(DATA SUPPLIED):
--------

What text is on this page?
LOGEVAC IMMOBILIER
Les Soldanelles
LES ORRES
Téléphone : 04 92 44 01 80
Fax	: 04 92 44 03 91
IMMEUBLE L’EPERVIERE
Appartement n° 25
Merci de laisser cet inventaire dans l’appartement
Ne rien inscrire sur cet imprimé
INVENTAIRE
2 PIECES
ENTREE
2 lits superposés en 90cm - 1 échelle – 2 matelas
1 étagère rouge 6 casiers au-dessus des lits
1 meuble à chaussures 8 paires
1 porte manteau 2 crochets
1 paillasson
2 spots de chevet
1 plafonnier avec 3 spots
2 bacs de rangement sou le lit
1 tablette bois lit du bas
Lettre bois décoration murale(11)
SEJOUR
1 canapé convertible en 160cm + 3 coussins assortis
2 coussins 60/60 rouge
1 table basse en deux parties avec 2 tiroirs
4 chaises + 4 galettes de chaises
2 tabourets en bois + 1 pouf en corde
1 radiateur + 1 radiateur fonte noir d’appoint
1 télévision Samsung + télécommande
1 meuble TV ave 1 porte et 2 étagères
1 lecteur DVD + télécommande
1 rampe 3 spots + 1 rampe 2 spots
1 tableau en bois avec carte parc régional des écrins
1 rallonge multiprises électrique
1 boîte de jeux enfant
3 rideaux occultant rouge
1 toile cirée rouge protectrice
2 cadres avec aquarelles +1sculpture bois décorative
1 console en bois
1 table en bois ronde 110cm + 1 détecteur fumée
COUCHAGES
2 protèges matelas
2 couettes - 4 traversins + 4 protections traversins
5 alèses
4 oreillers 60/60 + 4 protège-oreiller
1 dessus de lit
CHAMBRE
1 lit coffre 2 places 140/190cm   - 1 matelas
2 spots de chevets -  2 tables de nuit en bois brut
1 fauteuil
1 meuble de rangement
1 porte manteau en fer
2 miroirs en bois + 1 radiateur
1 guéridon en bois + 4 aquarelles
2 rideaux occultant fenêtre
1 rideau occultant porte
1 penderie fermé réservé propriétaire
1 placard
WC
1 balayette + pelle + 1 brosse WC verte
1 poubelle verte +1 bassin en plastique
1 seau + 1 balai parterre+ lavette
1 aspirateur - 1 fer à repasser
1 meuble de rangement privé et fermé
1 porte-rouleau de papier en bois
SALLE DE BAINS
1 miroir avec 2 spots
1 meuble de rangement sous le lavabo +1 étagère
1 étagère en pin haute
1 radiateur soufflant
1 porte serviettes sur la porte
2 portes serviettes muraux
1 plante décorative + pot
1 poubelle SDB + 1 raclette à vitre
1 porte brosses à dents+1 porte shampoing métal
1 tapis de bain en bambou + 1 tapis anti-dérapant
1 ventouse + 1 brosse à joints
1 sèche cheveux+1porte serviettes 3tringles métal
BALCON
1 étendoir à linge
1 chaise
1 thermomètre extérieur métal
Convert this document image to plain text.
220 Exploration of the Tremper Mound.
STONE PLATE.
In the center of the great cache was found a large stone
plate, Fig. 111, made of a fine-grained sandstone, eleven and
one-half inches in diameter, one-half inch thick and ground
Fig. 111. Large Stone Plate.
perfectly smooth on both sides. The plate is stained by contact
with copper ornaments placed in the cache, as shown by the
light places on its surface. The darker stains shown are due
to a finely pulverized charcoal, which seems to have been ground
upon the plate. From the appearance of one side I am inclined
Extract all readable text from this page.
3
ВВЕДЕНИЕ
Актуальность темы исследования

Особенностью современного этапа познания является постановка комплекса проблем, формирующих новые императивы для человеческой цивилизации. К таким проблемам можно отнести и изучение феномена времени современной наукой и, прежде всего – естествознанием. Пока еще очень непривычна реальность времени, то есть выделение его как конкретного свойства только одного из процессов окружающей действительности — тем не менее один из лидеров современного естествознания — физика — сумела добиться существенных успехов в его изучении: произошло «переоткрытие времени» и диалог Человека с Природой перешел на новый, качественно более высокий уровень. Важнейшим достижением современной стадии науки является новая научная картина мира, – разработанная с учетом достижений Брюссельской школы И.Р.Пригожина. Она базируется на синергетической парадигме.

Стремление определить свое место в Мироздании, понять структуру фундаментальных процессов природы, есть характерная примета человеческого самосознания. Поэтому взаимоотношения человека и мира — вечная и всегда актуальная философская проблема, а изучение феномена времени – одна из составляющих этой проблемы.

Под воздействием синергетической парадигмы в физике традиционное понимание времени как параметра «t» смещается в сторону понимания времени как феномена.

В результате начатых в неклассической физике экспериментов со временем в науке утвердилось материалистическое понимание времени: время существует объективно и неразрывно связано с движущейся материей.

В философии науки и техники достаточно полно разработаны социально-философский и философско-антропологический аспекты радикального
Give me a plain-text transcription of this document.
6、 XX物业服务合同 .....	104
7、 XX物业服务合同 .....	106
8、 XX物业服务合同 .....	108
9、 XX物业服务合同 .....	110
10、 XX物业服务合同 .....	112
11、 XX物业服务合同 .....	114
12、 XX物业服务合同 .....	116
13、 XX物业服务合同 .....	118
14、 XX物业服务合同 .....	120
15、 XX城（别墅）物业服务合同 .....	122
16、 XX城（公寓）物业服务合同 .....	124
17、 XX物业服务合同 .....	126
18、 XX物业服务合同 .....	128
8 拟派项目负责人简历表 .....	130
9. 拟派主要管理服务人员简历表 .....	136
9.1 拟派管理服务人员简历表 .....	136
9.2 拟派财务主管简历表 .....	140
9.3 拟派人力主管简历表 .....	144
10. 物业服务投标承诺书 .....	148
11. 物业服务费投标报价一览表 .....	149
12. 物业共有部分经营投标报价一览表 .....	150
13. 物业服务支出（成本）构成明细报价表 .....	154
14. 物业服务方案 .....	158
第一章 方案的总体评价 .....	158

--------

(YOUR GOAL):
Copy out each record exactly as given, omitting none.

(CORRECT OUTPUT):
What text is on this page?
LOGEVAC IMMOBILIER
Les Soldanelles
LES ORRES
Téléphone : 04 92 44 01 80
Fax	: 04 92 44 03 91
IMMEUBLE L’EPERVIERE
Appartement n° 25
Merci de laisser cet inventaire dans l’appartement
Ne rien inscrire sur cet imprimé
INVENTAIRE
2 PIECES
ENTREE
2 lits superposés en 90cm - 1 échelle – 2 matelas
1 étagère rouge 6 casiers au-dessus des lits
1 meuble à chaussures 8 paires
1 porte manteau 2 crochets
1 paillasson
2 spots de chevet
1 plafonnier avec 3 spots
2 bacs de rangement sou le lit
1 tablette bois lit du bas
Lettre bois décoration murale(11)
SEJOUR
1 canapé convertible en 160cm + 3 coussins assortis
2 coussins 60/60 rouge
1 table basse en deux parties avec 2 tiroirs
4 chaises + 4 galettes de chaises
2 tabourets en bois + 1 pouf en corde
1 radiateur + 1 radiateur fonte noir d’appoint
1 télévision Samsung + télécommande
1 meuble TV ave 1 porte et 2 étagères
1 lecteur DVD + télécommande
1 rampe 3 spots + 1 rampe 2 spots
1 tableau en bois avec carte parc régional des écrins
1 rallonge multiprises électrique
1 boîte de jeux enfant
3 rideaux occultant rouge
1 toile cirée rouge protectrice
2 cadres avec aquarelles +1sculpture bois décorative
1 console en bois
1 table en bois ronde 110cm + 1 détecteur fumée
COUCHAGES
2 protèges matelas
2 couettes - 4 traversins + 4 protections traversins
5 alèses
4 oreillers 60/60 + 4 protège-oreiller
1 dessus de lit
CHAMBRE
1 lit coffre 2 places 140/190cm   - 1 matelas
2 spots de chevets -  2 tables de nuit en bois brut
1 fauteuil
1 meuble de rangement
1 porte manteau en fer
2 miroirs en bois + 1 radiateur
1 guéridon en bois + 4 aquarelles
2 rideaux occultant fenêtre
1 rideau occultant porte
1 penderie fermé réservé propriétaire
1 placard
WC
1 balayette + pelle + 1 brosse WC verte
1 poubelle verte +1 bassin en plastique
1 seau + 1 balai parterre+ lavette
1 aspirateur - 1 fer à repasser
1 meuble de rangement privé et fermé
1 porte-rouleau de papier en bois
SALLE DE BAINS
1 miroir avec 2 spots
1 meuble de rangement sous le lavabo +1 étagère
1 étagère en pin haute
1 radiateur soufflant
1 porte serviettes sur la porte
2 portes serviettes muraux
1 plante décorative + pot
1 poubelle SDB + 1 raclette à vitre
1 porte brosses à dents+1 porte shampoing métal
1 tapis de bain en bambou + 1 tapis anti-dérapant
1 ventouse + 1 brosse à joints
1 sèche cheveux+1porte serviettes 3tringles métal
BALCON
1 étendoir à linge
1 chaise
1 thermomètre extérieur métal
Convert this document image to plain text.
220 Exploration of the Tremper Mound.
STONE PLATE.
In the center of the great cache was found a large stone
plate, Fig. 111, made of a fine-grained sandstone, eleven and
one-half inches in diameter, one-half inch thick and ground
Fig. 111. Large Stone Plate.
perfectly smooth on both sides. The plate is stained by contact
with copper ornaments placed in the cache, as shown by the
light places on its surface. The darker stains shown are due
to a finely pulverized charcoal, which seems to have been ground
upon the plate. From the appearance of one side I am inclined
Extract all readable text from this page.
3
ВВЕДЕНИЕ
Актуальность темы исследования

Особенностью современного этапа познания является постановка комплекса проблем, формирующих новые императивы для человеческой цивилизации. К таким проблемам можно отнести и изучение феномена времени современной наукой и, прежде всего – естествознанием. Пока еще очень непривычна реальность времени, то есть выделение его как конкретного свойства только одного из процессов окружающей действительности — тем не менее один из лидеров современного естествознания — физика — сумела добиться существенных успехов в его изучении: произошло «переоткрытие времени» и диалог Человека с Природой перешел на новый, качественно более высокий уровень. Важнейшим достижением современной стадии науки является новая научная картина мира, – разработанная с учетом достижений Брюссельской школы И.Р.Пригожина. Она базируется на синергетической парадигме.

Стремление определить свое место в Мироздании, понять структуру фундаментальных процессов природы, есть характерная примета человеческого самосознания. Поэтому взаимоотношения человека и мира — вечная и всегда актуальная философская проблема, а изучение феномена времени – одна из составляющих этой проблемы.

Под воздействием синергетической парадигмы в физике традиционное понимание времени как параметра «t» смещается в сторону понимания времени как феномена.

В результате начатых в неклассической физике экспериментов со временем в науке утвердилось материалистическое понимание времени: время существует объективно и неразрывно связано с движущейся материей.

В философии науки и техники достаточно полно разработаны социально-философский и философско-антропологический аспекты радикального
Give me a plain-text transcription of this document.
6、 XX物业服务合同 .....	104
7、 XX物业服务合同 .....	106
8、 XX物业服务合同 .....	108
9、 XX物业服务合同 .....	110
10、 XX物业服务合同 .....	112
11、 XX物业服务合同 .....	114
12、 XX物业服务合同 .....	116
13、 XX物业服务合同 .....	118
14、 XX物业服务合同 .....	120
15、 XX城（别墅）物业服务合同 .....	122
16、 XX城（公寓）物业服务合同 .....	124
17、 XX物业服务合同 .....	126
18、 XX物业服务合同 .....	128
8 拟派项目负责人简历表 .....	130
9. 拟派主要管理服务人员简历表 .....	136
9.1 拟派管理服务人员简历表 .....	136
9.2 拟派财务主管简历表 .....	140
9.3 拟派人力主管简历表 .....	144
10. 物业服务投标承诺书 .....	148
11. 物业服务费投标报价一览表 .....	149
12. 物业共有部分经营投标报价一览表 .....	150
13. 物业服务支出（成本）构成明细报价表 .....	154
14. 物业服务方案 .....	158
第一章 方案的总体评价 .....	158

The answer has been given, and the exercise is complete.